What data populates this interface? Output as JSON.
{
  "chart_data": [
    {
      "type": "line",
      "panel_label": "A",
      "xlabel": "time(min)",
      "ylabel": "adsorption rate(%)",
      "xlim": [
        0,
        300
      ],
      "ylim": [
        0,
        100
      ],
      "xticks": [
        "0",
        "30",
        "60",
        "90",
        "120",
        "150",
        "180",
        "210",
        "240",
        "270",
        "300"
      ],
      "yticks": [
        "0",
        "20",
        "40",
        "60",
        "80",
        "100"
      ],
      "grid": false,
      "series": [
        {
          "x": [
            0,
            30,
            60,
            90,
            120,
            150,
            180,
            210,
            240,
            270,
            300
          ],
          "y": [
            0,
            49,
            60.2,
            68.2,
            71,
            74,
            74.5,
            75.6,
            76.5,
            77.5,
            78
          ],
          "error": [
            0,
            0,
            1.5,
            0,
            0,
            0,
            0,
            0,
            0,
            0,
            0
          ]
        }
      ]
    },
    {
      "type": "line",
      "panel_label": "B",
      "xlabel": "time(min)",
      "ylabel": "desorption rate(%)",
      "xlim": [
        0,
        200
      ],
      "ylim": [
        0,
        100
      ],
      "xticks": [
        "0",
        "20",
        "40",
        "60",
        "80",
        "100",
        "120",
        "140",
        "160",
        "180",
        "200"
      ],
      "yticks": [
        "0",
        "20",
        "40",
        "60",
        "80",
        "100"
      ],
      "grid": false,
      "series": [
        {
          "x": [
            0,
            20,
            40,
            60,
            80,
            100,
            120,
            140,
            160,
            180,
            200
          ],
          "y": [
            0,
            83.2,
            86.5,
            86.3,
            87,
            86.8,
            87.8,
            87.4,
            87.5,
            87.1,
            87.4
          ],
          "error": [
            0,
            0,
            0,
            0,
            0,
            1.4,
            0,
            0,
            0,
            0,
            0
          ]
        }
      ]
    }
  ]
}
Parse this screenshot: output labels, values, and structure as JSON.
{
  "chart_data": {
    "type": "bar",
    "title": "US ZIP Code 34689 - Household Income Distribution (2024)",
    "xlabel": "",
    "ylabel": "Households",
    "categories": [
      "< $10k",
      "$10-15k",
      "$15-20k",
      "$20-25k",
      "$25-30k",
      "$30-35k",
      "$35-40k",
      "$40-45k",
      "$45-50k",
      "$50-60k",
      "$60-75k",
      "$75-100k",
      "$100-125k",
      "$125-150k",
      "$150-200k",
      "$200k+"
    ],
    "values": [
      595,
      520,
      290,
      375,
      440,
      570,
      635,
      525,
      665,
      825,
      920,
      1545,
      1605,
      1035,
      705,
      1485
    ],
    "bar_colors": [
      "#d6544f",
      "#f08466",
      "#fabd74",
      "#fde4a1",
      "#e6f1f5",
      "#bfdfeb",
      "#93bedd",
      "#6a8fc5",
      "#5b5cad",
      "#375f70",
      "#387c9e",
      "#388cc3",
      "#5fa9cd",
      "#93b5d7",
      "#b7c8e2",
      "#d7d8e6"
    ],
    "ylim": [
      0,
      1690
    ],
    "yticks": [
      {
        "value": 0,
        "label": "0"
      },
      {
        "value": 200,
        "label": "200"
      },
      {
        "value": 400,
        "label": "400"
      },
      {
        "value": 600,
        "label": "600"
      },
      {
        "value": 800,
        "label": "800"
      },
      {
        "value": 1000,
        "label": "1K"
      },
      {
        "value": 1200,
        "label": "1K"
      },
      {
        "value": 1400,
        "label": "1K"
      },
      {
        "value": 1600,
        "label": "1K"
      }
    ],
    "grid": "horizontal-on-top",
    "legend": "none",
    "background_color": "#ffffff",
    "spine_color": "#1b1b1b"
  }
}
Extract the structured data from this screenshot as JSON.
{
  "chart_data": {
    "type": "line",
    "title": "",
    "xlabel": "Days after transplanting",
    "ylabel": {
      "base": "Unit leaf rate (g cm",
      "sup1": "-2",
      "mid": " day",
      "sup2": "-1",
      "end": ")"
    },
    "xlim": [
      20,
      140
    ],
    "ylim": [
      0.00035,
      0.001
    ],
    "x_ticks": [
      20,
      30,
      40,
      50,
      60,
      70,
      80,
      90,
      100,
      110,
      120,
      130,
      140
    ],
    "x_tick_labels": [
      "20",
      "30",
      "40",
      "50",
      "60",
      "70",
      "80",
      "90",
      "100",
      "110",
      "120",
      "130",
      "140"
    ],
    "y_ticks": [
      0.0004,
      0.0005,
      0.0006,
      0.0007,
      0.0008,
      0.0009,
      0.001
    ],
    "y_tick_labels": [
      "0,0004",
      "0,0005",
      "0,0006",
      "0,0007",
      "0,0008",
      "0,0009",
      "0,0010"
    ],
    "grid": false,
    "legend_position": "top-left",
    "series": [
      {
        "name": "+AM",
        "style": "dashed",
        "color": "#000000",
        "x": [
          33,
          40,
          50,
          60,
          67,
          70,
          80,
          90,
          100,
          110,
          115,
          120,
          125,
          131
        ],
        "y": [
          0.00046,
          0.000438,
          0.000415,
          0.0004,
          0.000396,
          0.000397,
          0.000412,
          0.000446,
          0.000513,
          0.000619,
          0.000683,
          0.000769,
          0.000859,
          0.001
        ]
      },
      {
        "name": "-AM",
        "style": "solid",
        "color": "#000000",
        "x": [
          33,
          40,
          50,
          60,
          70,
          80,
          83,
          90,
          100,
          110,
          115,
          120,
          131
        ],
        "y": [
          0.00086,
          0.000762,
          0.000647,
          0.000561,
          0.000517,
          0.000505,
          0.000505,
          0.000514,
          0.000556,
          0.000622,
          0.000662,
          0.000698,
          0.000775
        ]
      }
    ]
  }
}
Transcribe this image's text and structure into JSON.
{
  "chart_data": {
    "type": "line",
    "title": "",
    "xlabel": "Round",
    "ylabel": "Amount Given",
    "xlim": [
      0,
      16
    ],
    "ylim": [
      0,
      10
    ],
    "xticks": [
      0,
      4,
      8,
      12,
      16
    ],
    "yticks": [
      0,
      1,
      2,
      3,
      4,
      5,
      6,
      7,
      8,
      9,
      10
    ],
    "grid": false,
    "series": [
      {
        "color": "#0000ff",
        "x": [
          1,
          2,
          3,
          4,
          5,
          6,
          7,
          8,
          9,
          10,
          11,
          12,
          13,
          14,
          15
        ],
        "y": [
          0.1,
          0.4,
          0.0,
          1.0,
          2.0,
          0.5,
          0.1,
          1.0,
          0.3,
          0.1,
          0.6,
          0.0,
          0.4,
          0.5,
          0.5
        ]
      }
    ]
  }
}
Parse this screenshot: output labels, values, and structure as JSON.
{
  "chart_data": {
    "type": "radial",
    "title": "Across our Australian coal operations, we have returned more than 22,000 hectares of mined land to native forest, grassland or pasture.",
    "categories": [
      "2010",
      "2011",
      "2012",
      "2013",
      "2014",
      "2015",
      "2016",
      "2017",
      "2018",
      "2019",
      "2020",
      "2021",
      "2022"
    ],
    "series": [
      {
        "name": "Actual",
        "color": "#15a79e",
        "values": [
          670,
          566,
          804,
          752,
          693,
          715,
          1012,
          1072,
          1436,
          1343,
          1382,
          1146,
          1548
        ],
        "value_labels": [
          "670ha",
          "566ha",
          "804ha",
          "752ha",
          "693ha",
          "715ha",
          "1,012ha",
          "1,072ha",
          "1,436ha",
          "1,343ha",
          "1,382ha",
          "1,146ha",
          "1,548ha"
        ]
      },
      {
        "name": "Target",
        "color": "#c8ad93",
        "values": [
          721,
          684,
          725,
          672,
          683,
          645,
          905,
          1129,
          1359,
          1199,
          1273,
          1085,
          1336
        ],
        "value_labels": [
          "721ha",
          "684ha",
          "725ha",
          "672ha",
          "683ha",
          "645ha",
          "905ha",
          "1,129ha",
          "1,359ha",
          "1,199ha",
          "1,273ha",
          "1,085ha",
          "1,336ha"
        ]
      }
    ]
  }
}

- **WHAT THE TASK REQUIRES**: Where a line above contains the string "ylabel", copy that line.

- **EXERCISE ANSWER**:
      "ylabel": "adsorption rate(%)",
      "ylabel": "desorption rate(%)",
    "ylabel": "Households",
    "ylabel": {
    "ylabel": "Amount Given",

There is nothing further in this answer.